## CONSIGNE A:
Dressez la liste des critères notés en pourcentage dans l'extrait, chacun avec sa note.
## CONSIGNE B:
D'après l'extrait, quel éditeur a publié Battletoads in Battlemaniacs ?
## CONSIGNE C:
Renvoyez le passage de l'extrait qui va de "Ce qui a peut-être" à "en toute sérénité.".

## EXTRAIT DU TEXTE:

↓

Deux niveaux, et puis adieu !

Battletoads in Battlemaniacs

Battletoads in Battlemaniacs

バトルトード イン バトルマニアック
 

 Super Nintendo

Développeur:
Rare

Editeur:
Tradewest
Genre:
Action

Joueurs:
1-2P

Dates de sortie
06.1993 USA
12.1993 Europe
07.01.1994 Japon
trop dur Difficulté:

86%Graphismes
87%Animation
80%Son
84%Jouabilité
75%Durée de vie

64%64%
Trucs et astuces

5 vies, 5 continus

Au début du jeu, maintenez enfoncés A, B et Bas et appuyez sur Start. Si la manipulation est réussie, le drapeau clignotera rouge.

Ce qui a peut-être le plus changé dans le paysage culturel d'hier et d'aujourd'hui, c'est l'audace et le ridicule. On a une telle peur du second qu'on a préféré remiser le premier. Cela n'empêche pas les concepts idiots d'exister, bien au contraire, ils fleurissent avec une ardeur jamais vue jusqu'ici comme en témoignent les Rock Band et autres Wii Fit. La différence est qu'il leur faut désormais avoir l'air cool, être à la mode, tout est une question de style et d'apparence. Même si le principe derrière est pauvre ou stupide, tant que le style est incisif et moderne, les apparences sont sauves et le produit peut être commercialisé en toute sérénité.

↑

## DONNÉES FOURNIES:
↓

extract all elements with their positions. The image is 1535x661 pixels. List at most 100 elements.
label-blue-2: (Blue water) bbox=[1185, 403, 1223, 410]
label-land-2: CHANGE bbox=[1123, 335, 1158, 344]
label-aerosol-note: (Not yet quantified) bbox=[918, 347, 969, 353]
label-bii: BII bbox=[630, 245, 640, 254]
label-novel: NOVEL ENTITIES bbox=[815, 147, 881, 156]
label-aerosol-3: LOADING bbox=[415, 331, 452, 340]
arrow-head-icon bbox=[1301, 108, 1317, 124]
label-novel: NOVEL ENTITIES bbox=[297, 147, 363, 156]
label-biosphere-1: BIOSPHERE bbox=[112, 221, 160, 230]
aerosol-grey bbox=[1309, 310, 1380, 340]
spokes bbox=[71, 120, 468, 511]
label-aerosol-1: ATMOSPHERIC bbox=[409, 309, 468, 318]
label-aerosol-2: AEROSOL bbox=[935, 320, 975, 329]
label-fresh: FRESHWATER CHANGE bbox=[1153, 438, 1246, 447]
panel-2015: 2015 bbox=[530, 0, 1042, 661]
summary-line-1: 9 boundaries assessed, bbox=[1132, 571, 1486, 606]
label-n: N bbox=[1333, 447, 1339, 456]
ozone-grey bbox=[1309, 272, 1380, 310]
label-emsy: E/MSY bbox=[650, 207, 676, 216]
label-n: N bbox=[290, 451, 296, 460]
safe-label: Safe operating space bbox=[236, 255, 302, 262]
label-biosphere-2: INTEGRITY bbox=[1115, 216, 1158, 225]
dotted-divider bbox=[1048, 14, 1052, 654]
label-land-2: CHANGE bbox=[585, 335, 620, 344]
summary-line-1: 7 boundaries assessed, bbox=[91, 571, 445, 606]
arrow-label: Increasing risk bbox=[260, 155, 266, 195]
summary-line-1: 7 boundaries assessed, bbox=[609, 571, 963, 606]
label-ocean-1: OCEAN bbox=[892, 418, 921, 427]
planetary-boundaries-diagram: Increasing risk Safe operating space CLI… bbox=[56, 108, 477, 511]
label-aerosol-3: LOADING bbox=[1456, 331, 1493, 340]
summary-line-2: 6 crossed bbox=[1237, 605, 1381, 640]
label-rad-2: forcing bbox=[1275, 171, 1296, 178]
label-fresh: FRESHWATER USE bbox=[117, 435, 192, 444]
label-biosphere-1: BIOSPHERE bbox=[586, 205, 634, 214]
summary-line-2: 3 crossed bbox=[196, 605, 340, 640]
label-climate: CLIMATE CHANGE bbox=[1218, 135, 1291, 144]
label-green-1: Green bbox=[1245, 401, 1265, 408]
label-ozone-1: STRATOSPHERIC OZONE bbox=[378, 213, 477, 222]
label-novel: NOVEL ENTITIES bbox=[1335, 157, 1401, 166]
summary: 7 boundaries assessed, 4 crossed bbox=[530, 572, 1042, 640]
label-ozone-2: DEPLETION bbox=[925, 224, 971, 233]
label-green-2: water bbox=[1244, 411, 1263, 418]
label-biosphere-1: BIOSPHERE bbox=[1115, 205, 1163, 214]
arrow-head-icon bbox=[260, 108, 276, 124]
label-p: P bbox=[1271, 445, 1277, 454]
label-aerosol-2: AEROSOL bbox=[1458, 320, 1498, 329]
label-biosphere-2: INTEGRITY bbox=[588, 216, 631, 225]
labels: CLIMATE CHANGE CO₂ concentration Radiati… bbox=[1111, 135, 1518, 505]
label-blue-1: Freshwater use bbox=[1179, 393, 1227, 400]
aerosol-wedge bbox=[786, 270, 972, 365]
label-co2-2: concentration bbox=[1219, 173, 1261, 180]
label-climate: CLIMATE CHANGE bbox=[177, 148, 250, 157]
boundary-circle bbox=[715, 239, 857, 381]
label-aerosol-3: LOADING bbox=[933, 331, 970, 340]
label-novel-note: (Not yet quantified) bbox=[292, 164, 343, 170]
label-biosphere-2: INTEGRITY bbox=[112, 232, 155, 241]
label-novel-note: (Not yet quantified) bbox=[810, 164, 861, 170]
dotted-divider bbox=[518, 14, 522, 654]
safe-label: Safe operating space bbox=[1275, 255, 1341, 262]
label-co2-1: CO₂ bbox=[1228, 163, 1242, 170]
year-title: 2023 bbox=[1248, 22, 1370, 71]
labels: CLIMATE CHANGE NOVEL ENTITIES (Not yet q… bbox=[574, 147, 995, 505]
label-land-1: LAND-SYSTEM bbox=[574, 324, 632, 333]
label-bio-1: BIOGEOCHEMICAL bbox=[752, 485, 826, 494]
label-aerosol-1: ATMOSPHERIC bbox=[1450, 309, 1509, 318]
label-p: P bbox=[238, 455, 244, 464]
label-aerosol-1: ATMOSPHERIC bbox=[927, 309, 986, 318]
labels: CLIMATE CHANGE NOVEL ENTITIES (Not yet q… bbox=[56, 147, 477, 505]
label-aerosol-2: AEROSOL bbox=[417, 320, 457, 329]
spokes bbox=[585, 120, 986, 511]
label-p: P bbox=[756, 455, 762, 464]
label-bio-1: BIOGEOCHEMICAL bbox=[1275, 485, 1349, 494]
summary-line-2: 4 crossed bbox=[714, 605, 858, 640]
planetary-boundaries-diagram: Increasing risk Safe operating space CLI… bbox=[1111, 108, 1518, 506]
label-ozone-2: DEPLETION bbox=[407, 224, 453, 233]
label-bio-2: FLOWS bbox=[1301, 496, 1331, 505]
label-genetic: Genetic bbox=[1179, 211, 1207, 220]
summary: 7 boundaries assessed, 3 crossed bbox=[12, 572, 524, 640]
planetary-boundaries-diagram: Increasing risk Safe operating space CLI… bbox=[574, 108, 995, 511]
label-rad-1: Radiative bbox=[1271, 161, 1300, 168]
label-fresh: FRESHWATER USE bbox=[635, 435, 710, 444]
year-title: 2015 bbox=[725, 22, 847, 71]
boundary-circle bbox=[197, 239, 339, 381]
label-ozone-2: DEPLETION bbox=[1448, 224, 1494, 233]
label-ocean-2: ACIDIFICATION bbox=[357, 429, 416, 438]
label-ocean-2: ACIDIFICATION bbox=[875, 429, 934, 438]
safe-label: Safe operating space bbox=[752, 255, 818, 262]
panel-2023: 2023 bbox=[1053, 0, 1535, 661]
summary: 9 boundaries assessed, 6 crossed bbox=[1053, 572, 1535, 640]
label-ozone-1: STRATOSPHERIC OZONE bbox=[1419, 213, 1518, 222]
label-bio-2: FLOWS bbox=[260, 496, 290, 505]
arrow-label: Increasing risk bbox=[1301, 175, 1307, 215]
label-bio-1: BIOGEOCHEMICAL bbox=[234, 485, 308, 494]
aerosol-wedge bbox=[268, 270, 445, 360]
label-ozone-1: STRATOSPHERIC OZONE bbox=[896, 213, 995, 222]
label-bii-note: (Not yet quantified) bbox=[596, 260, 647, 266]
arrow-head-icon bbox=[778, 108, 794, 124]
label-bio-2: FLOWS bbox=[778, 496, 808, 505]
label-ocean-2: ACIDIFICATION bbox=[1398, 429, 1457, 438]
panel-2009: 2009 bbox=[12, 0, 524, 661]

↑

## RÉPONSE FINALE A:
- Graphismes : 86 %
- Animation : 87 %
- Son : 80 %
- Jouabilité : 84 %
- Durée de vie : 75 %

## RÉPONSE FINALE B:
Tradewest.

## RÉPONSE FINALE C:
Ce qui a peut-être le plus changé dans le paysage culturel d'hier et d'aujourd'hui, c'est l'audace et le ridicule. On a une telle peur du second qu'on a préféré remiser le premier. Cela n'empêche pas les concepts idiots d'exister, bien au contraire, ils fleurissent avec une ardeur jamais vue jusqu'ici comme en témoignent les Rock Band et autres Wii Fit. La différence est qu'il leur faut désormais avoir l'air cool, être à la mode, tout est une question de style et d'apparence. Même si le principe derrière est pauvre ou stupide, tant que le style est incisif et moderne, les apparences sont sauves et le produit peut être commercialisé en toute sérénité.